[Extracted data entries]
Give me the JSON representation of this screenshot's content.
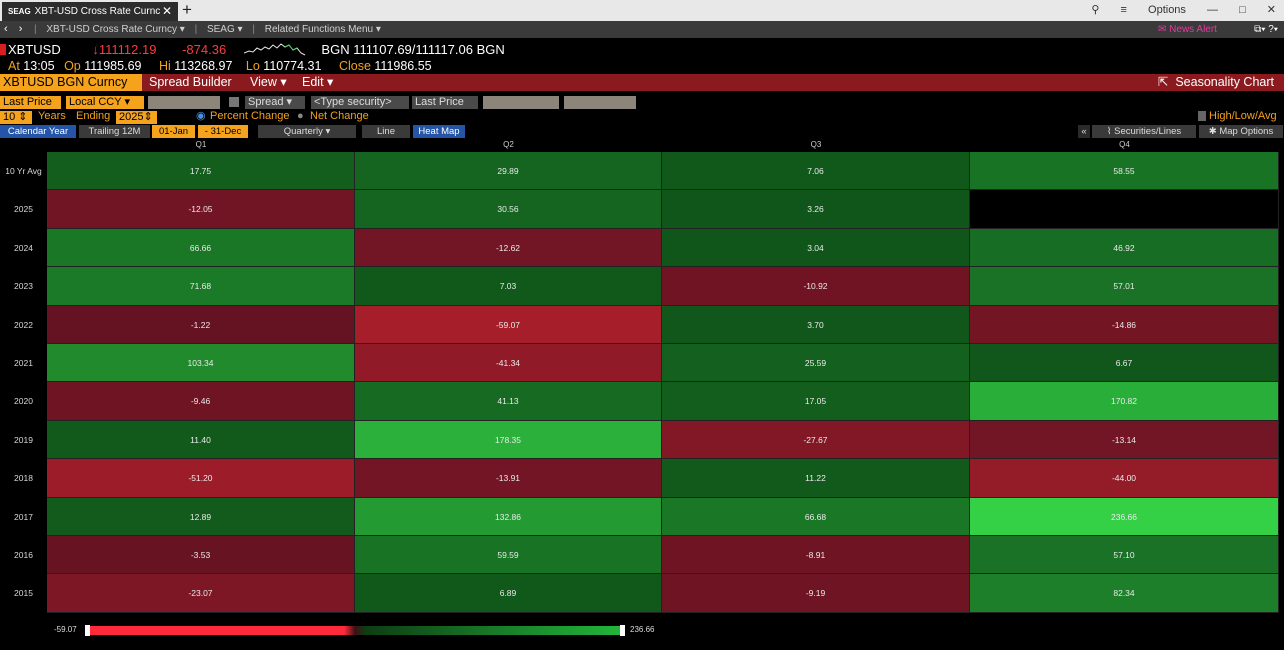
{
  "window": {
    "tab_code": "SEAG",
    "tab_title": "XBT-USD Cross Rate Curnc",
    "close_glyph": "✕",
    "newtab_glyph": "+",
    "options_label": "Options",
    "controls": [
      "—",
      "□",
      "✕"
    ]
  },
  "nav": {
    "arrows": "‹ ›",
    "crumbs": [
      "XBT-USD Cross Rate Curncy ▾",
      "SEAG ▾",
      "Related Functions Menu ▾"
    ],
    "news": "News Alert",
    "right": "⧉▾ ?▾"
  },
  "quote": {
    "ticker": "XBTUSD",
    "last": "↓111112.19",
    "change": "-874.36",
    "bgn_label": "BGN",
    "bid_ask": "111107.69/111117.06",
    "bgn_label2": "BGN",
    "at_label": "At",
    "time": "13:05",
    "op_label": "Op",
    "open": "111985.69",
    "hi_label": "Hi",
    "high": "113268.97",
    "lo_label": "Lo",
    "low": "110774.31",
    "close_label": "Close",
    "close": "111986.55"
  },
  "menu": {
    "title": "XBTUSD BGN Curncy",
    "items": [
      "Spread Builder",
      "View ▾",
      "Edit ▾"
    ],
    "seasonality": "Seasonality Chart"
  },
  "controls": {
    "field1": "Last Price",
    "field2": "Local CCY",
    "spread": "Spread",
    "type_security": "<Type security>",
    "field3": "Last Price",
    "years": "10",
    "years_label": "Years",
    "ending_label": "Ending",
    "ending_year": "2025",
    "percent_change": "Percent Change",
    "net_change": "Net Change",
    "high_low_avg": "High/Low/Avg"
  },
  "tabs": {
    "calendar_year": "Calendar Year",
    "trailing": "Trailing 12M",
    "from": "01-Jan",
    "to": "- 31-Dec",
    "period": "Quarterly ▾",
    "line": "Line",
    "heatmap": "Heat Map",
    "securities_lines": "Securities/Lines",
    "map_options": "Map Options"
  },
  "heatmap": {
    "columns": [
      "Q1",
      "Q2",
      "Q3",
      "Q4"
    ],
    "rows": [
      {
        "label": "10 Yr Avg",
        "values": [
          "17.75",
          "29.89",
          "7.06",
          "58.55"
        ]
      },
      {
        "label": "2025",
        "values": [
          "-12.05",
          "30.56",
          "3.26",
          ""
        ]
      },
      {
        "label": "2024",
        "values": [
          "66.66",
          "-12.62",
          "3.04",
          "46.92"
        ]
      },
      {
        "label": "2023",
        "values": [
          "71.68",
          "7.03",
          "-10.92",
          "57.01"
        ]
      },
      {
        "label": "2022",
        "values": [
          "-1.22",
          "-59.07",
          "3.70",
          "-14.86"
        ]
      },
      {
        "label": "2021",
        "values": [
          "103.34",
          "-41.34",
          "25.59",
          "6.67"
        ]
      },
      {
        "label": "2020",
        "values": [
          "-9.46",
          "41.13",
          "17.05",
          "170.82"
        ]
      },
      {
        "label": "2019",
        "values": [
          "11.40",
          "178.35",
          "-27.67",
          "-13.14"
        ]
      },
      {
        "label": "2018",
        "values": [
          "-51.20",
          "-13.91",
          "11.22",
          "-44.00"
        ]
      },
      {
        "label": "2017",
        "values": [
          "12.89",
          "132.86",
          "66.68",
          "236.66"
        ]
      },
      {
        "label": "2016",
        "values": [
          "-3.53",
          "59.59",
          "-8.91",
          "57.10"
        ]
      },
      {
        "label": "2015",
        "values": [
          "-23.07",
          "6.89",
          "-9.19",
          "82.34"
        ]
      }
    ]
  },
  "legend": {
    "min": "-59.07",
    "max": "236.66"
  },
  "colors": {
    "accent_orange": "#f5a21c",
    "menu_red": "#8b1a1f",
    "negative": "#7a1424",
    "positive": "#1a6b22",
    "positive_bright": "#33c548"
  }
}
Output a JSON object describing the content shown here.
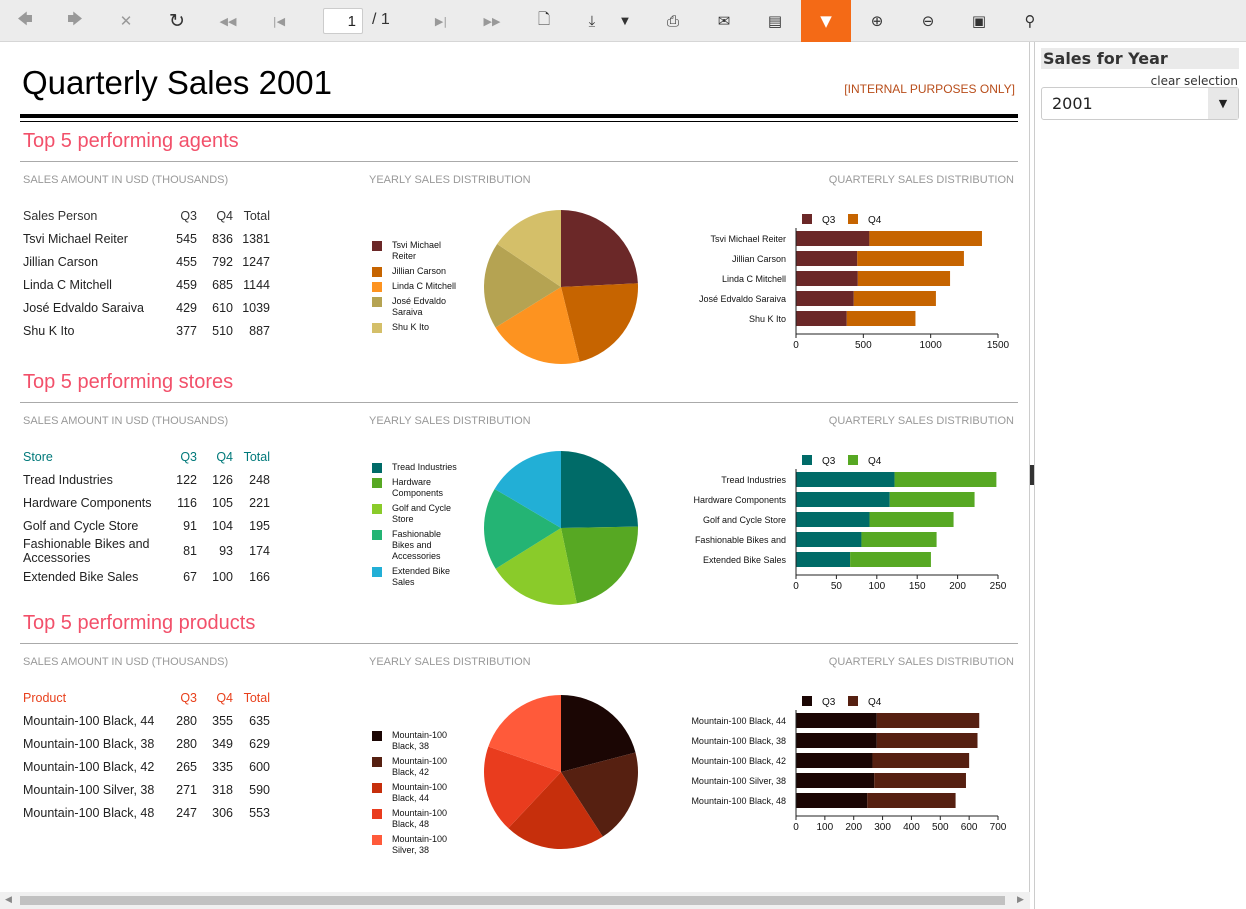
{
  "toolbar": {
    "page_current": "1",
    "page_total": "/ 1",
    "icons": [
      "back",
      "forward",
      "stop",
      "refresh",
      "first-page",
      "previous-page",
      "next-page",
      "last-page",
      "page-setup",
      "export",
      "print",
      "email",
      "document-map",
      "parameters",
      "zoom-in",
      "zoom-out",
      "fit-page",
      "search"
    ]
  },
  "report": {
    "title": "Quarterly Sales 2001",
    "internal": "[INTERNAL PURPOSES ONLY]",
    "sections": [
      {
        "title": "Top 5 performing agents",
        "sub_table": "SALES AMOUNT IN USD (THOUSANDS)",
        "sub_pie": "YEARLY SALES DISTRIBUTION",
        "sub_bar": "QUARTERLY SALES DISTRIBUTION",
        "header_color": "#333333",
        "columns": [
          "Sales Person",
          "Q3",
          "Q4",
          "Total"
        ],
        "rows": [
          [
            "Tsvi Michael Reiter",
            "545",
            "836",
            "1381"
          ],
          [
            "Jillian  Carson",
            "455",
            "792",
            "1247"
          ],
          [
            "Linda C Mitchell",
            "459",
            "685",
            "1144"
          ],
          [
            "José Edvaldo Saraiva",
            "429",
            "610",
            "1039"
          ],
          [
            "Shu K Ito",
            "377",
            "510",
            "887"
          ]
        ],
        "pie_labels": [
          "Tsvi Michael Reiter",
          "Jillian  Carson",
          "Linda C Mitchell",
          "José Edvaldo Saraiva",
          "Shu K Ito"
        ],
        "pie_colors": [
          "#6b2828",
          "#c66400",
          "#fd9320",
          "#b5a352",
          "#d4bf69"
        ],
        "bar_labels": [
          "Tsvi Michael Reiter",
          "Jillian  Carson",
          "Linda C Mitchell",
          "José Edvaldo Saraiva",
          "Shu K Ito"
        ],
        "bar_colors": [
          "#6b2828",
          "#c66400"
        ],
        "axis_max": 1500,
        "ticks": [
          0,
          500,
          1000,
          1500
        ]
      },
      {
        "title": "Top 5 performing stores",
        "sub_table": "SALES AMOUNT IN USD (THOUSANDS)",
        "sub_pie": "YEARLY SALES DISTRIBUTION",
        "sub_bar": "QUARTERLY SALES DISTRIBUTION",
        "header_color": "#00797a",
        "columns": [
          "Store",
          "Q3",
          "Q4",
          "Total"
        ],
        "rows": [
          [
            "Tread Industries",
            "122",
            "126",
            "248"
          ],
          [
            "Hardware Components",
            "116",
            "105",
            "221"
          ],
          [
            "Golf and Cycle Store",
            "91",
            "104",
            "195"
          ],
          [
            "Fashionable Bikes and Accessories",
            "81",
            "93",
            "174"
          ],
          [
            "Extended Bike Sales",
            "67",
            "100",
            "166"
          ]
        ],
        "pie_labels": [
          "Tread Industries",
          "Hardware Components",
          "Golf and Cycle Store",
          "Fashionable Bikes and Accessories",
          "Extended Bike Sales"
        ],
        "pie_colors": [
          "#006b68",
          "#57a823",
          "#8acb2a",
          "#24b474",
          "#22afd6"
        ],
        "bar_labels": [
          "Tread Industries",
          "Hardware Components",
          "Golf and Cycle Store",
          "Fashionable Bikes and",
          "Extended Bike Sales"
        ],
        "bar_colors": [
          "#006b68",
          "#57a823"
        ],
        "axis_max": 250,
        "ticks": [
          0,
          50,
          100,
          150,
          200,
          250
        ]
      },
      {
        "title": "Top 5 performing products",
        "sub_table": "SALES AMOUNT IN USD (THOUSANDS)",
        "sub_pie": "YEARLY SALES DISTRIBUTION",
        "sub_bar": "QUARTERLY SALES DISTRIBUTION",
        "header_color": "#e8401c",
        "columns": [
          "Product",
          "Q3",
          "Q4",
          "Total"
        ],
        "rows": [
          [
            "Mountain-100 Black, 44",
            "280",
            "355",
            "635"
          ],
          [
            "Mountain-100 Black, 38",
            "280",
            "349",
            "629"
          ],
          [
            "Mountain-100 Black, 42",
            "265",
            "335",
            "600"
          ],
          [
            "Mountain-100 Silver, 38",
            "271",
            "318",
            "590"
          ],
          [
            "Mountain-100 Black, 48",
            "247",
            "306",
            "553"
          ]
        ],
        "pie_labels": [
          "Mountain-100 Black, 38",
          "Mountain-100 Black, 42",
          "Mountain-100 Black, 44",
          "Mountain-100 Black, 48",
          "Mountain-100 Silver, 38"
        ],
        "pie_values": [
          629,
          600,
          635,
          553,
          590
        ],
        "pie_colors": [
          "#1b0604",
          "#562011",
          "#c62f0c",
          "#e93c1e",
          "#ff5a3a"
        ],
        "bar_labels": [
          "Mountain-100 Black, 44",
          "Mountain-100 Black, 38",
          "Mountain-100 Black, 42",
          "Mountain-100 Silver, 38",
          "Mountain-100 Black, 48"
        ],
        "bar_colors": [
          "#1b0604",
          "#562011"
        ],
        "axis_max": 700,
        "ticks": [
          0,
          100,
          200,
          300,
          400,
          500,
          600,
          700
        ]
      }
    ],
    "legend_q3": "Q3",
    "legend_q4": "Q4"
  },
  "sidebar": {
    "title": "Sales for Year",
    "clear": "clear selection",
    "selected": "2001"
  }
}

Problem statement:
Each line that has the word "Silver" should be copied.

Final result:
            "Mountain-100 Silver, 38",
          "Mountain-100 Silver, 38"
          "Mountain-100 Silver, 38",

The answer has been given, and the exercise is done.